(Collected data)

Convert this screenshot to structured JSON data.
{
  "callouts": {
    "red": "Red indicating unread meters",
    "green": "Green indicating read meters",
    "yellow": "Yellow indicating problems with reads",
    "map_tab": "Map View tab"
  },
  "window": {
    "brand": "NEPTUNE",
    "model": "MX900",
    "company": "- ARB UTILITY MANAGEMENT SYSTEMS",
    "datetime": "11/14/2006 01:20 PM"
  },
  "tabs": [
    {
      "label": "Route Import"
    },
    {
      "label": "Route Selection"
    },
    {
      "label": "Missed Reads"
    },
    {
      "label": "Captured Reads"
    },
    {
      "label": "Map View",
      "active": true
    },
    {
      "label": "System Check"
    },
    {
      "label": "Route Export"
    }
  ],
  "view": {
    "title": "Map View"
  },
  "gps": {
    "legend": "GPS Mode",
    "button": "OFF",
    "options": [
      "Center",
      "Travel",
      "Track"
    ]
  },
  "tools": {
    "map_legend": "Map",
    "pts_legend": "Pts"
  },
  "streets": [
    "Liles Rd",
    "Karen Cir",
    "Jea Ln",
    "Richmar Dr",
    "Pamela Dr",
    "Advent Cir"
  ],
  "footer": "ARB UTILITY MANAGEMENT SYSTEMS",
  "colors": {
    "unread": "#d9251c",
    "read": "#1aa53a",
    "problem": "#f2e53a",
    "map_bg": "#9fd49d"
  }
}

What to work on
The records above should be returned exactly.

Response below
Convert this screenshot to structured JSON data.
{
  "callouts": {
    "red": "Red indicating unread meters",
    "green": "Green indicating read meters",
    "yellow": "Yellow indicating problems with reads",
    "map_tab": "Map View tab"
  },
  "window": {
    "brand": "NEPTUNE",
    "model": "MX900",
    "company": "- ARB UTILITY MANAGEMENT SYSTEMS",
    "datetime": "11/14/2006 01:20 PM"
  },
  "tabs": [
    {
      "label": "Route Import"
    },
    {
      "label": "Route Selection"
    },
    {
      "label": "Missed Reads"
    },
    {
      "label": "Captured Reads"
    },
    {
      "label": "Map View",
      "active": true
    },
    {
      "label": "System Check"
    },
    {
      "label": "Route Export"
    }
  ],
  "view": {
    "title": "Map View"
  },
  "gps": {
    "legend": "GPS Mode",
    "button": "OFF",
    "options": [
      "Center",
      "Travel",
      "Track"
    ]
  },
  "tools": {
    "map_legend": "Map",
    "pts_legend": "Pts"
  },
  "streets": [
    "Liles Rd",
    "Karen Cir",
    "Jea Ln",
    "Richmar Dr",
    "Pamela Dr",
    "Advent Cir"
  ],
  "footer": "ARB UTILITY MANAGEMENT SYSTEMS",
  "colors": {
    "unread": "#d9251c",
    "read": "#1aa53a",
    "problem": "#f2e53a",
    "map_bg": "#9fd49d"
  }
}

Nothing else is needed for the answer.